THE TASK: Please quote the passage on feeding pullets word for word, from "I think cutting" up to and including "slow them down.".

### READING TEXT

They were eating a locally milled starter at first and then put on Purina Flock Raiser.

I think cutting any corners on feed will delay their development. Dropping the protein in their ration to 16% before they are 8 weeks old would slow them down.

Steve
 
Perhaps I should clarify what I said about feeding my pullets to point of lay and add a little bit more from Gail Damerow's, Storey's Guide to Raising Chickens:

The pullets I was raising in 'o8 were Australorps and Barred Rocks.

Ms. Damerow says, "Each commercial strain lightweight pullet will eat about 15 pounds of feed before she starts laying at about 20 weeks of age. Heavier pullets take a few weeks longer to reach laying age, during which they eat as much as double the feed."

######
### SOURCE MATERIAL

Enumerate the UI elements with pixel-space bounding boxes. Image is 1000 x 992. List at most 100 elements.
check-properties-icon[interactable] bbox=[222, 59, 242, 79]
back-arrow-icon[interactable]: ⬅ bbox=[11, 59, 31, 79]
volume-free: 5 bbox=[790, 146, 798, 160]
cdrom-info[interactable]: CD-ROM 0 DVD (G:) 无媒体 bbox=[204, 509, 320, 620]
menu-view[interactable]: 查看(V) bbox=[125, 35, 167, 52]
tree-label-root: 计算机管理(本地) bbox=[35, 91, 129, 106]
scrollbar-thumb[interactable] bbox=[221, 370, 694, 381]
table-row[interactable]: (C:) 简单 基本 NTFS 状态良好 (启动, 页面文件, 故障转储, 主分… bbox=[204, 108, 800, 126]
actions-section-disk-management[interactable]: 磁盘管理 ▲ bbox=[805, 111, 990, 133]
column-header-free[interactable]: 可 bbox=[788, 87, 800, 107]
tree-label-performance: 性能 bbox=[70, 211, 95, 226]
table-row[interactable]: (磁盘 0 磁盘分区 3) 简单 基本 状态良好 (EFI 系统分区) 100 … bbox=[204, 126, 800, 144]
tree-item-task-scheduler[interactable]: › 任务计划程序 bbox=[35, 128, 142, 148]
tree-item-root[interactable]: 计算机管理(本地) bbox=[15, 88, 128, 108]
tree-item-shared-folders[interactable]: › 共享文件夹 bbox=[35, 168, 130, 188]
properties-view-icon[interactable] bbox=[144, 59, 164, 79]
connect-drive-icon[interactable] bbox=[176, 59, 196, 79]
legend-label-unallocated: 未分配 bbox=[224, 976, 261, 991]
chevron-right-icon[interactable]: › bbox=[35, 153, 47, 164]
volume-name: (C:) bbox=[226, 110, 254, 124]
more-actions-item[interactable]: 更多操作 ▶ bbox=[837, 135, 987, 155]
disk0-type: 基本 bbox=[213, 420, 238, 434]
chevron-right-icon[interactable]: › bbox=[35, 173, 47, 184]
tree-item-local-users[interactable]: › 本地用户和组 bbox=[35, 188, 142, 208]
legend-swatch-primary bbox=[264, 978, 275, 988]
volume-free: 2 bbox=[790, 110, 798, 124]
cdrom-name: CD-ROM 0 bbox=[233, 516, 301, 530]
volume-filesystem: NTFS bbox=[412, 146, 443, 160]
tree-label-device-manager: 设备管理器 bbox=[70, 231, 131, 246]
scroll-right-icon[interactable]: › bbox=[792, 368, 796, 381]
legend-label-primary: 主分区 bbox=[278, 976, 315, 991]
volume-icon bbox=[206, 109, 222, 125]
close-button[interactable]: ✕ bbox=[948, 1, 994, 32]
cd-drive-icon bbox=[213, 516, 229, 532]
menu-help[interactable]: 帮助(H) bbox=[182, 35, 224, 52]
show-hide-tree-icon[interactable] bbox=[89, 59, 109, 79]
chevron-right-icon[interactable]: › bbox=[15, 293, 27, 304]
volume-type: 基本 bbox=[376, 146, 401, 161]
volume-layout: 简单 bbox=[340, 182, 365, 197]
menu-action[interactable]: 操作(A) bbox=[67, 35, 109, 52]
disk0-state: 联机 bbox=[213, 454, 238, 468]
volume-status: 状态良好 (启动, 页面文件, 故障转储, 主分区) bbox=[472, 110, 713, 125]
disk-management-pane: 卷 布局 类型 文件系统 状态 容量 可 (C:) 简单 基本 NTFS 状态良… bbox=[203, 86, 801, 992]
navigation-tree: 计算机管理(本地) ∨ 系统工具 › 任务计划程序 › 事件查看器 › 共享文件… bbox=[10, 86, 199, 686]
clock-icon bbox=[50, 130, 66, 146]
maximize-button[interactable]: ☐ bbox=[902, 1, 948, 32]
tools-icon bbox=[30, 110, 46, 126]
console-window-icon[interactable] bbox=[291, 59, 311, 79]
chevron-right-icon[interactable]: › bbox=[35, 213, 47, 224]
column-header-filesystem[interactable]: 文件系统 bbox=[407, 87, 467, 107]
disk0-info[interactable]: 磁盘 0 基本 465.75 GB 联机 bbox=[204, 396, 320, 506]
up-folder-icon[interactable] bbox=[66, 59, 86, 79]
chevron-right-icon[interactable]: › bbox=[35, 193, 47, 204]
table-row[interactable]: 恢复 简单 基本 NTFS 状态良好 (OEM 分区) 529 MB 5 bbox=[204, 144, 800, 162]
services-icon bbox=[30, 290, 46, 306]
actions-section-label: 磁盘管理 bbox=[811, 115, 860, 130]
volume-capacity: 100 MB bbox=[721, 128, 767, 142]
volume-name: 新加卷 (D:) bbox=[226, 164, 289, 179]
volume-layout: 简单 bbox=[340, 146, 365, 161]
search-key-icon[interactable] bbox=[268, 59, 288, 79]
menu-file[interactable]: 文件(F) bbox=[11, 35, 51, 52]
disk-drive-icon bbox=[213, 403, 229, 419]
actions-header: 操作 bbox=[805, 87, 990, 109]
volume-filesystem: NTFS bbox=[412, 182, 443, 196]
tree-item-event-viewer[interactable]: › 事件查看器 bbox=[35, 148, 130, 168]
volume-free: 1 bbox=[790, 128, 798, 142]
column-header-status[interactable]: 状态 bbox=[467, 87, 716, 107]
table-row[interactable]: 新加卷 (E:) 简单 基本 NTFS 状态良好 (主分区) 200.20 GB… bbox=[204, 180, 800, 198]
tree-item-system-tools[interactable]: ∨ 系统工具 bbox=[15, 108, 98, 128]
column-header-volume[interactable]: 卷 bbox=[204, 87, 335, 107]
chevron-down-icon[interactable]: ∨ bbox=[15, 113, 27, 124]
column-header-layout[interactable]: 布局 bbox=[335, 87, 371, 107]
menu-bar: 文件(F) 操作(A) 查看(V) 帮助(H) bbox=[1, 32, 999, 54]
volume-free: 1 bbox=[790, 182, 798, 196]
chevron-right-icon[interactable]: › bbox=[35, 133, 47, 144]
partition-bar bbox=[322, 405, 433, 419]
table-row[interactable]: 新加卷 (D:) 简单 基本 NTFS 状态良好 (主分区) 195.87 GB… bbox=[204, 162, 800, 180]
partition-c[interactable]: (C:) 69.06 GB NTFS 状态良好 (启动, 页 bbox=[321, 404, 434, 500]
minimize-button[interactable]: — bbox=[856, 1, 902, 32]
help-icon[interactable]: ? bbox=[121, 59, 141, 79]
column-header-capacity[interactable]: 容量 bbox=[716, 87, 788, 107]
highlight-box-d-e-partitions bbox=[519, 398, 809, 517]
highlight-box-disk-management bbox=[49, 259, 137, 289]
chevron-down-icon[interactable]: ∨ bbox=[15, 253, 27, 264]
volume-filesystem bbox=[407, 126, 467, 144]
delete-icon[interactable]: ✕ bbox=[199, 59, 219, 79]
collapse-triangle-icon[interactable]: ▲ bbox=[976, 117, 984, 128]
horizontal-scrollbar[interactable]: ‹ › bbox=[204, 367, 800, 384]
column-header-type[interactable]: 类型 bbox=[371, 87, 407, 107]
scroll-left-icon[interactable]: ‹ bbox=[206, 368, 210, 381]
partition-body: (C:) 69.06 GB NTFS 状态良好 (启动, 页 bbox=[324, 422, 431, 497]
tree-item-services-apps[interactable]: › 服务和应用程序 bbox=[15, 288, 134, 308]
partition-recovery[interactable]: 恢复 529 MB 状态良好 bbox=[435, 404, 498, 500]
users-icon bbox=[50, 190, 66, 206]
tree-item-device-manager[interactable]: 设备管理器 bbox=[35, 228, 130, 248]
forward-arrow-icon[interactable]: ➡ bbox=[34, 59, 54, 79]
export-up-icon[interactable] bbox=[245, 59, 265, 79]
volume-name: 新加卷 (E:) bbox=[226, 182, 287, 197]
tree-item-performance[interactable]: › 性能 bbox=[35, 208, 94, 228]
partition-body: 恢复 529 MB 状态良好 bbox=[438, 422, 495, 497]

######

OUTPUT:
I think cutting any corners on feed will delay their development. Dropping the protein in their ration to 16% before they are 8 weeks old would slow them down.